WHAT IS EXPECTED
Every record should be restated exactly, with no images included.

DATA FOR THIS TASK
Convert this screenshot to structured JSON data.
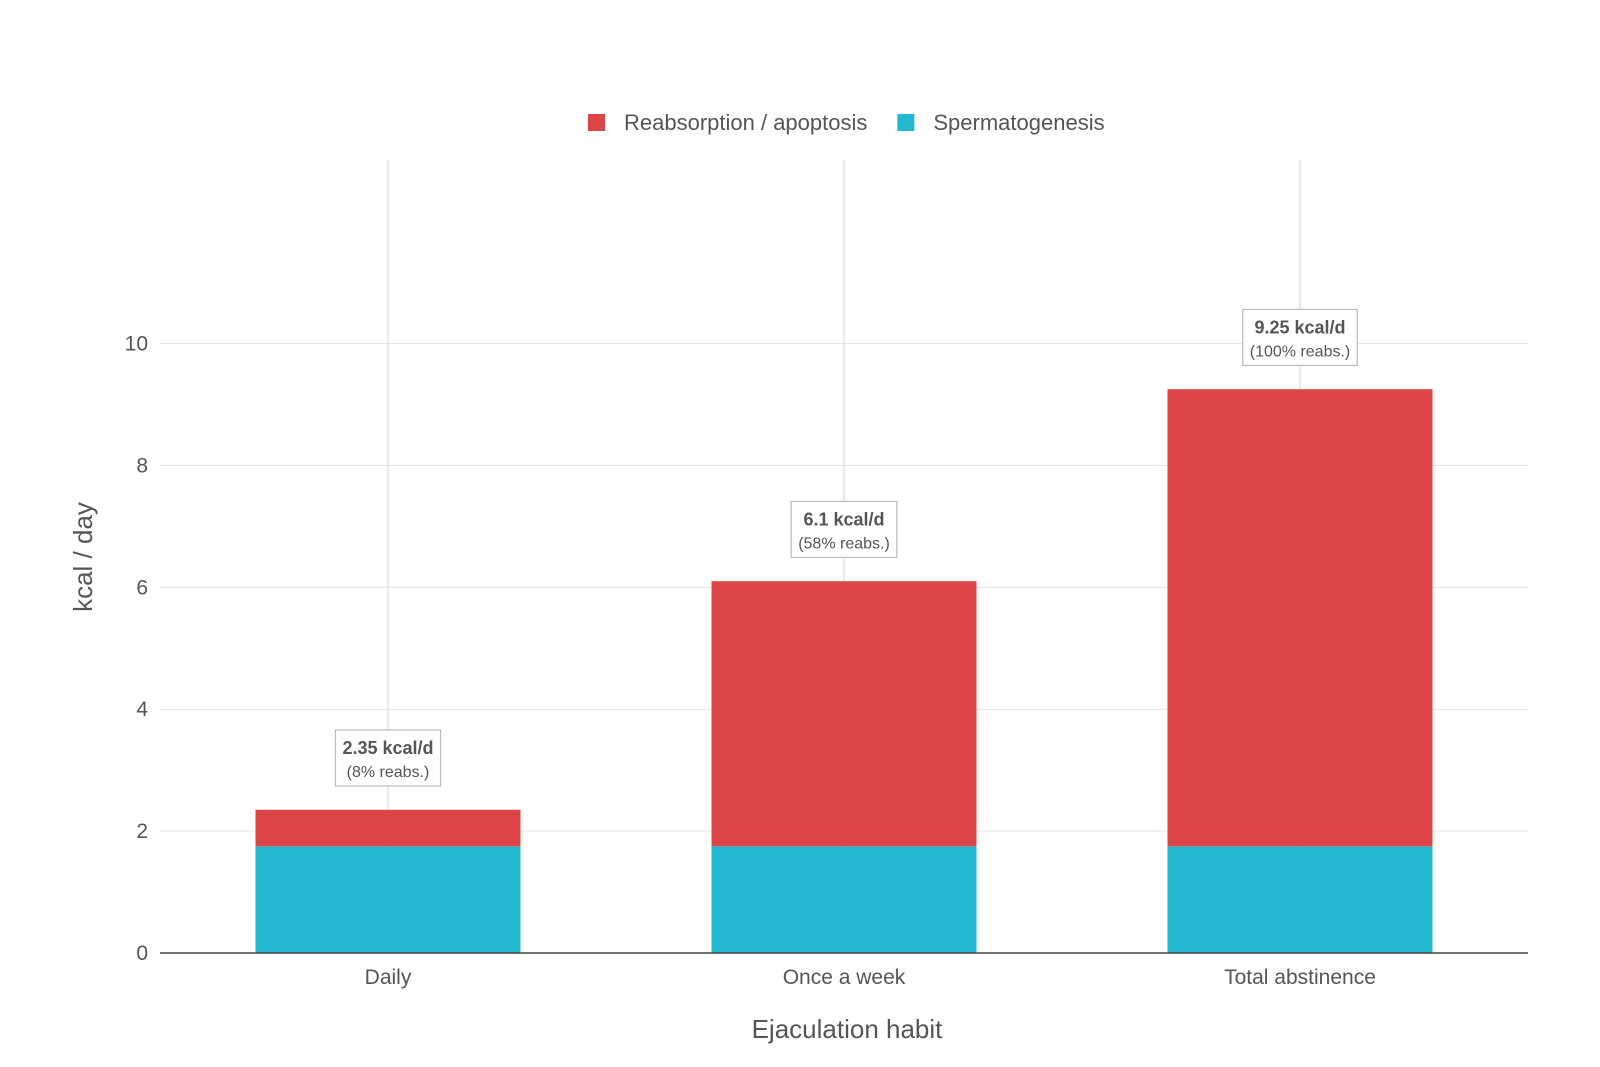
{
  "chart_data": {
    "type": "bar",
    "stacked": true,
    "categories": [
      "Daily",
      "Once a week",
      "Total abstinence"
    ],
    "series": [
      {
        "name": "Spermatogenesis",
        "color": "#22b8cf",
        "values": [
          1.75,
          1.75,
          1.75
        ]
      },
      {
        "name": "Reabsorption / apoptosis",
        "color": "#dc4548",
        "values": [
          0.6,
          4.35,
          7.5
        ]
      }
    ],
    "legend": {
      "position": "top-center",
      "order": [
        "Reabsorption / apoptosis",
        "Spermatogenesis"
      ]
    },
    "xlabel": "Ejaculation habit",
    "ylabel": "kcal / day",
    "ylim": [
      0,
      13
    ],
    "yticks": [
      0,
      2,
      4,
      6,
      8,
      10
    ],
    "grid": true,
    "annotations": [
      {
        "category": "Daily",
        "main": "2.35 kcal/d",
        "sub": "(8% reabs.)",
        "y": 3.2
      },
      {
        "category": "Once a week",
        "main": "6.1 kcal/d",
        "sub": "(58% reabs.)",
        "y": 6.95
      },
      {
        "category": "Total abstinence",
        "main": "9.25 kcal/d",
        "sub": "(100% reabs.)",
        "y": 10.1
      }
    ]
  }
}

TASK SOLUTION
Convert this screenshot to structured JSON data.
{
  "chart_data": {
    "type": "bar",
    "stacked": true,
    "categories": [
      "Daily",
      "Once a week",
      "Total abstinence"
    ],
    "series": [
      {
        "name": "Spermatogenesis",
        "color": "#22b8cf",
        "values": [
          1.75,
          1.75,
          1.75
        ]
      },
      {
        "name": "Reabsorption / apoptosis",
        "color": "#dc4548",
        "values": [
          0.6,
          4.35,
          7.5
        ]
      }
    ],
    "legend": {
      "position": "top-center",
      "order": [
        "Reabsorption / apoptosis",
        "Spermatogenesis"
      ]
    },
    "xlabel": "Ejaculation habit",
    "ylabel": "kcal / day",
    "ylim": [
      0,
      13
    ],
    "yticks": [
      0,
      2,
      4,
      6,
      8,
      10
    ],
    "grid": true,
    "annotations": [
      {
        "category": "Daily",
        "main": "2.35 kcal/d",
        "sub": "(8% reabs.)",
        "y": 3.2
      },
      {
        "category": "Once a week",
        "main": "6.1 kcal/d",
        "sub": "(58% reabs.)",
        "y": 6.95
      },
      {
        "category": "Total abstinence",
        "main": "9.25 kcal/d",
        "sub": "(100% reabs.)",
        "y": 10.1
      }
    ]
  }
}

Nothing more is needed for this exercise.